THE DATA —

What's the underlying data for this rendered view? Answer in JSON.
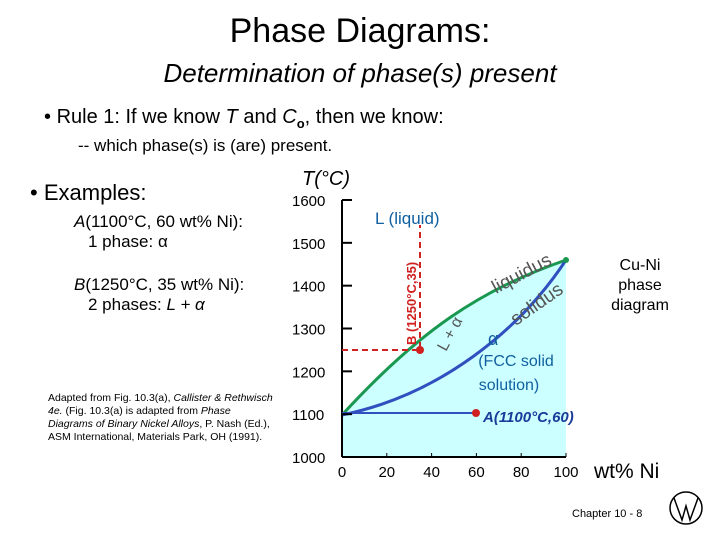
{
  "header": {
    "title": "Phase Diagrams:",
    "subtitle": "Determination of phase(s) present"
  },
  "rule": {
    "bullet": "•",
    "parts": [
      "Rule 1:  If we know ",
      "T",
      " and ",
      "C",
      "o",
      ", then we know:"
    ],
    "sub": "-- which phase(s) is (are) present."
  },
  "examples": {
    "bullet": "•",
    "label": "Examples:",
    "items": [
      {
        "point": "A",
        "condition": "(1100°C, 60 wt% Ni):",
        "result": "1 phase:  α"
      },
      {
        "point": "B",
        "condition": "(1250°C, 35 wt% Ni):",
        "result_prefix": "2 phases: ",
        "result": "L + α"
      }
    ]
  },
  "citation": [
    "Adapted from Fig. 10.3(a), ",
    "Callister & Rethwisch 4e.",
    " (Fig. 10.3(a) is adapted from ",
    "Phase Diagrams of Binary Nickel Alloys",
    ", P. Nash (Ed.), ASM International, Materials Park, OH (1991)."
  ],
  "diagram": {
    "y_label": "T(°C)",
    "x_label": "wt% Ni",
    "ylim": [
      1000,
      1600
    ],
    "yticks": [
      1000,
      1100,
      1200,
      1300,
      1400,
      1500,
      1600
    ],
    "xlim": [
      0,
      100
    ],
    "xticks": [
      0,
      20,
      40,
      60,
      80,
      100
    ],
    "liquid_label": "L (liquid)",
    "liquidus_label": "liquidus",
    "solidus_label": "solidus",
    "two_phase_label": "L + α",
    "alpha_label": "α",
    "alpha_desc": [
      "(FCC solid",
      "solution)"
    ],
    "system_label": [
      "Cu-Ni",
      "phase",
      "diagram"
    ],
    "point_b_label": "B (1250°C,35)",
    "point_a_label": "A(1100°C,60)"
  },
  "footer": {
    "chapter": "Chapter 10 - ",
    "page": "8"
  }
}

CHALLENGE — Leave out the pictures and copy the rest of the material above exactly.

ANSWER TO THIS PROBLEM —
What's the underlying data for this rendered view? Answer in JSON.
{
  "header": {
    "title": "Phase Diagrams:",
    "subtitle": "Determination of phase(s) present"
  },
  "rule": {
    "bullet": "•",
    "parts": [
      "Rule 1:  If we know ",
      "T",
      " and ",
      "C",
      "o",
      ", then we know:"
    ],
    "sub": "-- which phase(s) is (are) present."
  },
  "examples": {
    "bullet": "•",
    "label": "Examples:",
    "items": [
      {
        "point": "A",
        "condition": "(1100°C, 60 wt% Ni):",
        "result": "1 phase:  α"
      },
      {
        "point": "B",
        "condition": "(1250°C, 35 wt% Ni):",
        "result_prefix": "2 phases: ",
        "result": "L + α"
      }
    ]
  },
  "citation": [
    "Adapted from Fig. 10.3(a), ",
    "Callister & Rethwisch 4e.",
    " (Fig. 10.3(a) is adapted from ",
    "Phase Diagrams of Binary Nickel Alloys",
    ", P. Nash (Ed.), ASM International, Materials Park, OH (1991)."
  ],
  "diagram": {
    "y_label": "T(°C)",
    "x_label": "wt% Ni",
    "ylim": [
      1000,
      1600
    ],
    "yticks": [
      1000,
      1100,
      1200,
      1300,
      1400,
      1500,
      1600
    ],
    "xlim": [
      0,
      100
    ],
    "xticks": [
      0,
      20,
      40,
      60,
      80,
      100
    ],
    "liquid_label": "L (liquid)",
    "liquidus_label": "liquidus",
    "solidus_label": "solidus",
    "two_phase_label": "L + α",
    "alpha_label": "α",
    "alpha_desc": [
      "(FCC solid",
      "solution)"
    ],
    "system_label": [
      "Cu-Ni",
      "phase",
      "diagram"
    ],
    "point_b_label": "B (1250°C,35)",
    "point_a_label": "A(1100°C,60)"
  },
  "footer": {
    "chapter": "Chapter 10 - ",
    "page": "8"
  }
}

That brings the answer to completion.